• SET TASK
Every entry below should be printed exactly, without its images.

[Data excerpts]
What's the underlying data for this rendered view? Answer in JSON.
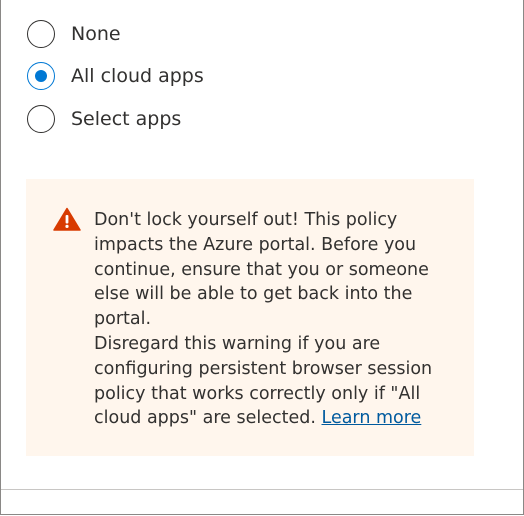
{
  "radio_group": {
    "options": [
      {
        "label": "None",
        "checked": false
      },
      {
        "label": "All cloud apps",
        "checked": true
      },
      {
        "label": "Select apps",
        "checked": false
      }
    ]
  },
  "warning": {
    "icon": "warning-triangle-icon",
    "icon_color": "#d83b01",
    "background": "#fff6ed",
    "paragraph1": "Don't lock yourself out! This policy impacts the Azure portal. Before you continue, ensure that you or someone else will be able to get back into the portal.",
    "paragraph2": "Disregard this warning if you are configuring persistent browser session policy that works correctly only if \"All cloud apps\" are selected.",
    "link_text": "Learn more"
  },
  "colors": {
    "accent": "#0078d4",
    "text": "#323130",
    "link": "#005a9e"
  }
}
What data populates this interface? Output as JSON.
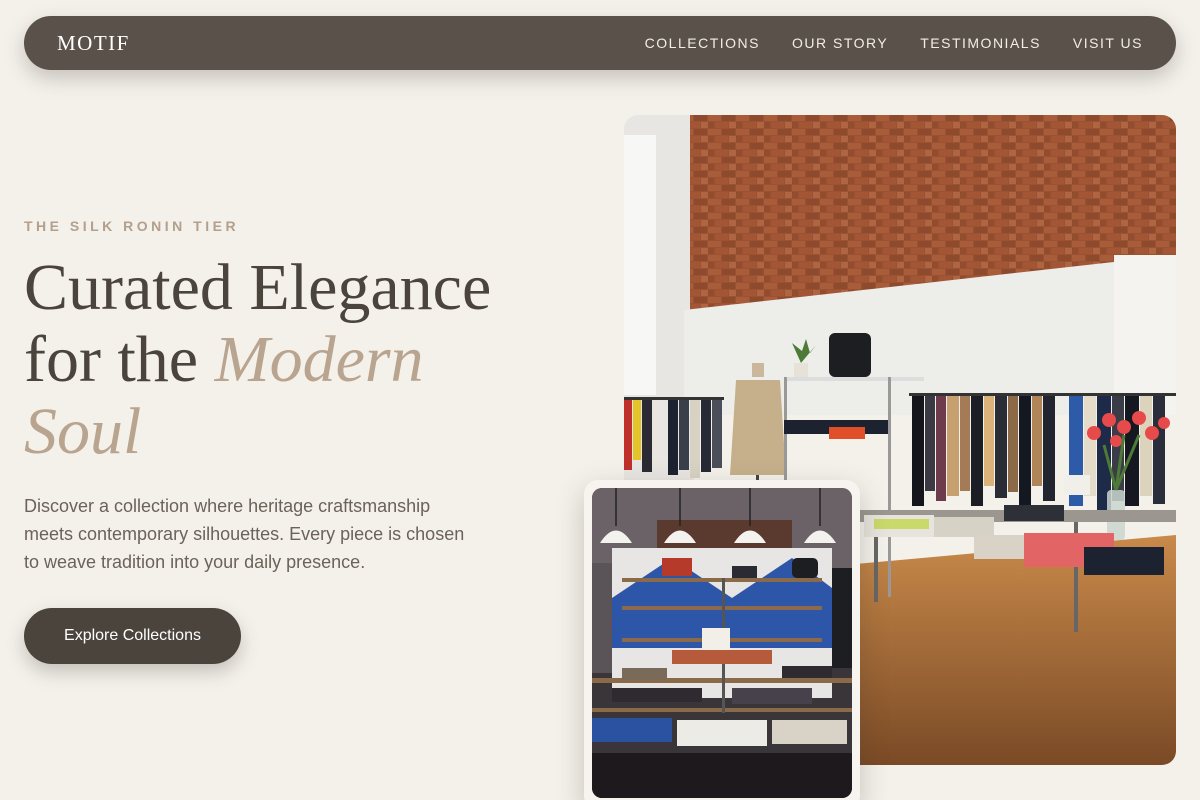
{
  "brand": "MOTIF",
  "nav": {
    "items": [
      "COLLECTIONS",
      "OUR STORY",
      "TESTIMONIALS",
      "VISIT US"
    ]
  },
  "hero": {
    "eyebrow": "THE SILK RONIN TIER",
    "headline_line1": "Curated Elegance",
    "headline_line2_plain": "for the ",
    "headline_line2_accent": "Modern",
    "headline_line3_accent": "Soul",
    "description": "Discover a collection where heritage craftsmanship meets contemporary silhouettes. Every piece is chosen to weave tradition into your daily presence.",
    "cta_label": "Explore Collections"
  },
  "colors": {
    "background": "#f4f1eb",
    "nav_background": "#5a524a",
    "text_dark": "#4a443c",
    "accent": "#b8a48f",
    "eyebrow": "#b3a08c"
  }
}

• WRITTEN RESPONSE
What's the underlying data for this rendered view? Answer in JSON.
{
  "radio_group": {
    "options": [
      {
        "label": "None",
        "checked": false
      },
      {
        "label": "All cloud apps",
        "checked": true
      },
      {
        "label": "Select apps",
        "checked": false
      }
    ]
  },
  "warning": {
    "icon": "warning-triangle-icon",
    "icon_color": "#d83b01",
    "background": "#fff6ed",
    "paragraph1": "Don't lock yourself out! This policy impacts the Azure portal. Before you continue, ensure that you or someone else will be able to get back into the portal.",
    "paragraph2": "Disregard this warning if you are configuring persistent browser session policy that works correctly only if \"All cloud apps\" are selected.",
    "link_text": "Learn more"
  },
  "colors": {
    "accent": "#0078d4",
    "text": "#323130",
    "link": "#005a9e"
  }
}
What data populates this interface? Output as JSON.
{
  "brand": "MOTIF",
  "nav": {
    "items": [
      "COLLECTIONS",
      "OUR STORY",
      "TESTIMONIALS",
      "VISIT US"
    ]
  },
  "hero": {
    "eyebrow": "THE SILK RONIN TIER",
    "headline_line1": "Curated Elegance",
    "headline_line2_plain": "for the ",
    "headline_line2_accent": "Modern",
    "headline_line3_accent": "Soul",
    "description": "Discover a collection where heritage craftsmanship meets contemporary silhouettes. Every piece is chosen to weave tradition into your daily presence.",
    "cta_label": "Explore Collections"
  },
  "colors": {
    "background": "#f4f1eb",
    "nav_background": "#5a524a",
    "text_dark": "#4a443c",
    "accent": "#b8a48f",
    "eyebrow": "#b3a08c"
  }
}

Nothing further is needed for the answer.